SET EXERCISE: Please output every one of the following rows again, unchanged and in the same order.

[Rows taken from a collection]

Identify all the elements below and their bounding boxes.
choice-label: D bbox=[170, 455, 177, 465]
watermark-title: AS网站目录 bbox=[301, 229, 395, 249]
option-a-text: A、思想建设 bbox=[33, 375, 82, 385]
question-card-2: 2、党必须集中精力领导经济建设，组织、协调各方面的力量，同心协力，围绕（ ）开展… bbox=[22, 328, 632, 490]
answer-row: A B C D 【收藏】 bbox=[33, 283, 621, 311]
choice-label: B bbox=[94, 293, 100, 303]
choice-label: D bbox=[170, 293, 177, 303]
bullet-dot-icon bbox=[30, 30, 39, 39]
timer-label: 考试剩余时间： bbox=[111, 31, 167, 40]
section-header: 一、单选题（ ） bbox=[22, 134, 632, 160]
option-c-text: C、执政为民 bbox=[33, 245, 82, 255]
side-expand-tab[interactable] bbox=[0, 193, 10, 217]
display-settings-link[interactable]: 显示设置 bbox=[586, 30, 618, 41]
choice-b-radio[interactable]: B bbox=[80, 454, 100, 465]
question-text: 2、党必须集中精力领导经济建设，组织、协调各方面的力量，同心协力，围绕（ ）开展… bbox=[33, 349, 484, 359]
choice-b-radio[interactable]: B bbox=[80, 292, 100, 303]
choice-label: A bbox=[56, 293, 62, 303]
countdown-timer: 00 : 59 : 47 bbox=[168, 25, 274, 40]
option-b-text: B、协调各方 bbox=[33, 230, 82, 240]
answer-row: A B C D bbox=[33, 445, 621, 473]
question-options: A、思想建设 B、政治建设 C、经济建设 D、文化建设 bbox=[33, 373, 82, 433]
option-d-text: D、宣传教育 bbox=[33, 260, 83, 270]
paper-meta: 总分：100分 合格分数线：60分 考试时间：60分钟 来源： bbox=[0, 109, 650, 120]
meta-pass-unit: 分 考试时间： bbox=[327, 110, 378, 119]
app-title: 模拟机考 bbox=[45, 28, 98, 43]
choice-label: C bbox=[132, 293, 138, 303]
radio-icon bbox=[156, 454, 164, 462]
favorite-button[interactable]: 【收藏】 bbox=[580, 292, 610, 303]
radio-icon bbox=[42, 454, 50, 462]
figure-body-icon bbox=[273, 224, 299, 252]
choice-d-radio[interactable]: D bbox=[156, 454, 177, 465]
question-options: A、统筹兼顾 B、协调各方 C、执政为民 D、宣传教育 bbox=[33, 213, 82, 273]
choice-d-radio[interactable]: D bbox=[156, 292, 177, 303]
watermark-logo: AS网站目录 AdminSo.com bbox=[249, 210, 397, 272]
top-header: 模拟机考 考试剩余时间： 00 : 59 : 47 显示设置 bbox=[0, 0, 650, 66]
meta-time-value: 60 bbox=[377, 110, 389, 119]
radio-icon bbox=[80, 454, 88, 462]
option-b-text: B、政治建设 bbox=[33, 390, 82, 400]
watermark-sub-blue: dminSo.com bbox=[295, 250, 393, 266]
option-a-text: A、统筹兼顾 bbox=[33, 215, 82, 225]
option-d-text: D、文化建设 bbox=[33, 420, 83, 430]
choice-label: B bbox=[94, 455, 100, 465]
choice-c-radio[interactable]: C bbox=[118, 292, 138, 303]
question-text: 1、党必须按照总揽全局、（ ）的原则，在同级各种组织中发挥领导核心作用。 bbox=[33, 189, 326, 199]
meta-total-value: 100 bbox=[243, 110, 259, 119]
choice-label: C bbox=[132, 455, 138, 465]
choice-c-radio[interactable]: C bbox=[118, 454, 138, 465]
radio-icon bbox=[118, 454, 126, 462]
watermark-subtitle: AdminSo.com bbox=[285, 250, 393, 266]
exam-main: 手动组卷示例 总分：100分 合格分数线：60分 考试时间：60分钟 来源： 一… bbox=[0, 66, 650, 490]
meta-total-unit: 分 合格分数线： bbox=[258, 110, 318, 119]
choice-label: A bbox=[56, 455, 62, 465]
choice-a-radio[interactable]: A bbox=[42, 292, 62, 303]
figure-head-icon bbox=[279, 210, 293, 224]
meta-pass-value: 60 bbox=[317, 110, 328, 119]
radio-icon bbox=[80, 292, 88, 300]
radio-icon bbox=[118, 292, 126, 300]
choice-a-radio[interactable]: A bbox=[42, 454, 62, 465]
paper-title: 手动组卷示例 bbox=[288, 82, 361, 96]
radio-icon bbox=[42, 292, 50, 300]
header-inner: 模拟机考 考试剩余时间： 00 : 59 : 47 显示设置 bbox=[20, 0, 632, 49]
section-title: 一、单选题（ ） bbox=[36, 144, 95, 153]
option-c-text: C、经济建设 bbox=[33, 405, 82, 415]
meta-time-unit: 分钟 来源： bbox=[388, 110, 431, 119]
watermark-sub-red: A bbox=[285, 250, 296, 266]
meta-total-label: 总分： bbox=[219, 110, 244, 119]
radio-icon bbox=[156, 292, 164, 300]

SOLUTION FOR THIS EXERCISE:
Identify all the elements below and their bounding boxes.
choice-label: D bbox=[170, 455, 177, 465]
watermark-title: AS网站目录 bbox=[301, 229, 395, 249]
option-a-text: A、思想建设 bbox=[33, 375, 82, 385]
question-card-2: 2、党必须集中精力领导经济建设，组织、协调各方面的力量，同心协力，围绕（ ）开展… bbox=[22, 328, 632, 490]
answer-row: A B C D 【收藏】 bbox=[33, 283, 621, 311]
choice-label: B bbox=[94, 293, 100, 303]
choice-label: D bbox=[170, 293, 177, 303]
bullet-dot-icon bbox=[30, 30, 39, 39]
timer-label: 考试剩余时间： bbox=[111, 31, 167, 40]
section-header: 一、单选题（ ） bbox=[22, 134, 632, 160]
option-c-text: C、执政为民 bbox=[33, 245, 82, 255]
side-expand-tab[interactable] bbox=[0, 193, 10, 217]
display-settings-link[interactable]: 显示设置 bbox=[586, 30, 618, 41]
choice-b-radio[interactable]: B bbox=[80, 454, 100, 465]
question-text: 2、党必须集中精力领导经济建设，组织、协调各方面的力量，同心协力，围绕（ ）开展… bbox=[33, 349, 484, 359]
choice-b-radio[interactable]: B bbox=[80, 292, 100, 303]
choice-label: A bbox=[56, 293, 62, 303]
countdown-timer: 00 : 59 : 47 bbox=[168, 25, 274, 40]
option-b-text: B、协调各方 bbox=[33, 230, 82, 240]
answer-row: A B C D bbox=[33, 445, 621, 473]
question-options: A、思想建设 B、政治建设 C、经济建设 D、文化建设 bbox=[33, 373, 82, 433]
option-d-text: D、宣传教育 bbox=[33, 260, 83, 270]
paper-meta: 总分：100分 合格分数线：60分 考试时间：60分钟 来源： bbox=[0, 109, 650, 120]
meta-pass-unit: 分 考试时间： bbox=[327, 110, 378, 119]
app-title: 模拟机考 bbox=[45, 28, 98, 43]
choice-label: C bbox=[132, 293, 138, 303]
radio-icon bbox=[156, 454, 164, 462]
favorite-button[interactable]: 【收藏】 bbox=[580, 292, 610, 303]
radio-icon bbox=[42, 454, 50, 462]
figure-body-icon bbox=[273, 224, 299, 252]
choice-d-radio[interactable]: D bbox=[156, 454, 177, 465]
question-options: A、统筹兼顾 B、协调各方 C、执政为民 D、宣传教育 bbox=[33, 213, 82, 273]
choice-d-radio[interactable]: D bbox=[156, 292, 177, 303]
watermark-logo: AS网站目录 AdminSo.com bbox=[249, 210, 397, 272]
top-header: 模拟机考 考试剩余时间： 00 : 59 : 47 显示设置 bbox=[0, 0, 650, 66]
meta-time-value: 60 bbox=[377, 110, 389, 119]
radio-icon bbox=[80, 454, 88, 462]
option-b-text: B、政治建设 bbox=[33, 390, 82, 400]
watermark-sub-blue: dminSo.com bbox=[295, 250, 393, 266]
option-a-text: A、统筹兼顾 bbox=[33, 215, 82, 225]
option-d-text: D、文化建设 bbox=[33, 420, 83, 430]
choice-label: B bbox=[94, 455, 100, 465]
choice-c-radio[interactable]: C bbox=[118, 292, 138, 303]
question-text: 1、党必须按照总揽全局、（ ）的原则，在同级各种组织中发挥领导核心作用。 bbox=[33, 189, 326, 199]
meta-total-value: 100 bbox=[243, 110, 259, 119]
choice-label: C bbox=[132, 455, 138, 465]
choice-c-radio[interactable]: C bbox=[118, 454, 138, 465]
radio-icon bbox=[118, 454, 126, 462]
watermark-subtitle: AdminSo.com bbox=[285, 250, 393, 266]
exam-main: 手动组卷示例 总分：100分 合格分数线：60分 考试时间：60分钟 来源： 一… bbox=[0, 66, 650, 490]
meta-total-unit: 分 合格分数线： bbox=[258, 110, 318, 119]
choice-label: A bbox=[56, 455, 62, 465]
choice-a-radio[interactable]: A bbox=[42, 292, 62, 303]
figure-head-icon bbox=[279, 210, 293, 224]
meta-pass-value: 60 bbox=[317, 110, 328, 119]
radio-icon bbox=[80, 292, 88, 300]
radio-icon bbox=[118, 292, 126, 300]
choice-a-radio[interactable]: A bbox=[42, 454, 62, 465]
paper-title: 手动组卷示例 bbox=[288, 82, 361, 96]
radio-icon bbox=[42, 292, 50, 300]
header-inner: 模拟机考 考试剩余时间： 00 : 59 : 47 显示设置 bbox=[20, 0, 632, 49]
section-title: 一、单选题（ ） bbox=[36, 144, 95, 153]
option-c-text: C、经济建设 bbox=[33, 405, 82, 415]
meta-time-unit: 分钟 来源： bbox=[388, 110, 431, 119]
watermark-sub-red: A bbox=[285, 250, 296, 266]
meta-total-label: 总分： bbox=[219, 110, 244, 119]
radio-icon bbox=[156, 292, 164, 300]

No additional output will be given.